__WHAT YOU HAVE TO DO__
Write every line of the material out exactly as shown.

__GIVEN ENTRIES__
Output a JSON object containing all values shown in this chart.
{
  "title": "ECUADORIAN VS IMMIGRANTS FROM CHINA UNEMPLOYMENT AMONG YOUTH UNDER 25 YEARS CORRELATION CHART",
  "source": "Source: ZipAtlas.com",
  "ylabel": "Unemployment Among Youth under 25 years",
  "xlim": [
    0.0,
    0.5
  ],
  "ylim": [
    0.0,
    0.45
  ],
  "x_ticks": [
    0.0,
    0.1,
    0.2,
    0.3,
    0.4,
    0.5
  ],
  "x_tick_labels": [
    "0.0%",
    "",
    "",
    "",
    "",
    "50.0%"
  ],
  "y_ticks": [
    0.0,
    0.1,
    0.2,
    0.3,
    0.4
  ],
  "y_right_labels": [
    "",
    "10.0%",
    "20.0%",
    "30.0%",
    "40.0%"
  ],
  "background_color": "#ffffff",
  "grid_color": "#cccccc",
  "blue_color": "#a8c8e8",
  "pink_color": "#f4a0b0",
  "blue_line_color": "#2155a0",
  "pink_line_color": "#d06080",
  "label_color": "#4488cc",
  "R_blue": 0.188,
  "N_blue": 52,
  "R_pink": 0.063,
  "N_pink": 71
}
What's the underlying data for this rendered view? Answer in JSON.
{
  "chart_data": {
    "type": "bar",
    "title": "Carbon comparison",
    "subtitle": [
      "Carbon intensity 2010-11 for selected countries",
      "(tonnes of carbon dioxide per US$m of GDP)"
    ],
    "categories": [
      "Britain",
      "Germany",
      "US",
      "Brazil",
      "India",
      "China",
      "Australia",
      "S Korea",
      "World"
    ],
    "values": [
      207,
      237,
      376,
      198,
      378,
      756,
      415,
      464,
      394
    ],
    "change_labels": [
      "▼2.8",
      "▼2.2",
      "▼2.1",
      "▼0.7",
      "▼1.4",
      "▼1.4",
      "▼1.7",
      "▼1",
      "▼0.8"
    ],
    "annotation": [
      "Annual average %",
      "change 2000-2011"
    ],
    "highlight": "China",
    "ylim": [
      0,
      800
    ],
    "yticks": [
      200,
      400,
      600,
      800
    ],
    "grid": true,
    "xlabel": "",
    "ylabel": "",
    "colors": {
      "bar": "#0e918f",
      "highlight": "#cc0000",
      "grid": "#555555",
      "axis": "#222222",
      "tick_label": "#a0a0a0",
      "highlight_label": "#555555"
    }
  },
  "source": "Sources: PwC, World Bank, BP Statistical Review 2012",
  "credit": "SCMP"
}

__EXERCISE OUTPUT__
Output a JSON object containing all values shown in this chart.
{
  "title": "ECUADORIAN VS IMMIGRANTS FROM CHINA UNEMPLOYMENT AMONG YOUTH UNDER 25 YEARS CORRELATION CHART",
  "source": "Source: ZipAtlas.com",
  "ylabel": "Unemployment Among Youth under 25 years",
  "xlim": [
    0.0,
    0.5
  ],
  "ylim": [
    0.0,
    0.45
  ],
  "x_ticks": [
    0.0,
    0.1,
    0.2,
    0.3,
    0.4,
    0.5
  ],
  "x_tick_labels": [
    "0.0%",
    "",
    "",
    "",
    "",
    "50.0%"
  ],
  "y_ticks": [
    0.0,
    0.1,
    0.2,
    0.3,
    0.4
  ],
  "y_right_labels": [
    "",
    "10.0%",
    "20.0%",
    "30.0%",
    "40.0%"
  ],
  "background_color": "#ffffff",
  "grid_color": "#cccccc",
  "blue_color": "#a8c8e8",
  "pink_color": "#f4a0b0",
  "blue_line_color": "#2155a0",
  "pink_line_color": "#d06080",
  "label_color": "#4488cc",
  "R_blue": 0.188,
  "N_blue": 52,
  "R_pink": 0.063,
  "N_pink": 71
}
What's the underlying data for this rendered view? Answer in JSON.
{
  "chart_data": {
    "type": "bar",
    "title": "Carbon comparison",
    "subtitle": [
      "Carbon intensity 2010-11 for selected countries",
      "(tonnes of carbon dioxide per US$m of GDP)"
    ],
    "categories": [
      "Britain",
      "Germany",
      "US",
      "Brazil",
      "India",
      "China",
      "Australia",
      "S Korea",
      "World"
    ],
    "values": [
      207,
      237,
      376,
      198,
      378,
      756,
      415,
      464,
      394
    ],
    "change_labels": [
      "▼2.8",
      "▼2.2",
      "▼2.1",
      "▼0.7",
      "▼1.4",
      "▼1.4",
      "▼1.7",
      "▼1",
      "▼0.8"
    ],
    "annotation": [
      "Annual average %",
      "change 2000-2011"
    ],
    "highlight": "China",
    "ylim": [
      0,
      800
    ],
    "yticks": [
      200,
      400,
      600,
      800
    ],
    "grid": true,
    "xlabel": "",
    "ylabel": "",
    "colors": {
      "bar": "#0e918f",
      "highlight": "#cc0000",
      "grid": "#555555",
      "axis": "#222222",
      "tick_label": "#a0a0a0",
      "highlight_label": "#555555"
    }
  },
  "source": "Sources: PwC, World Bank, BP Statistical Review 2012",
  "credit": "SCMP"
}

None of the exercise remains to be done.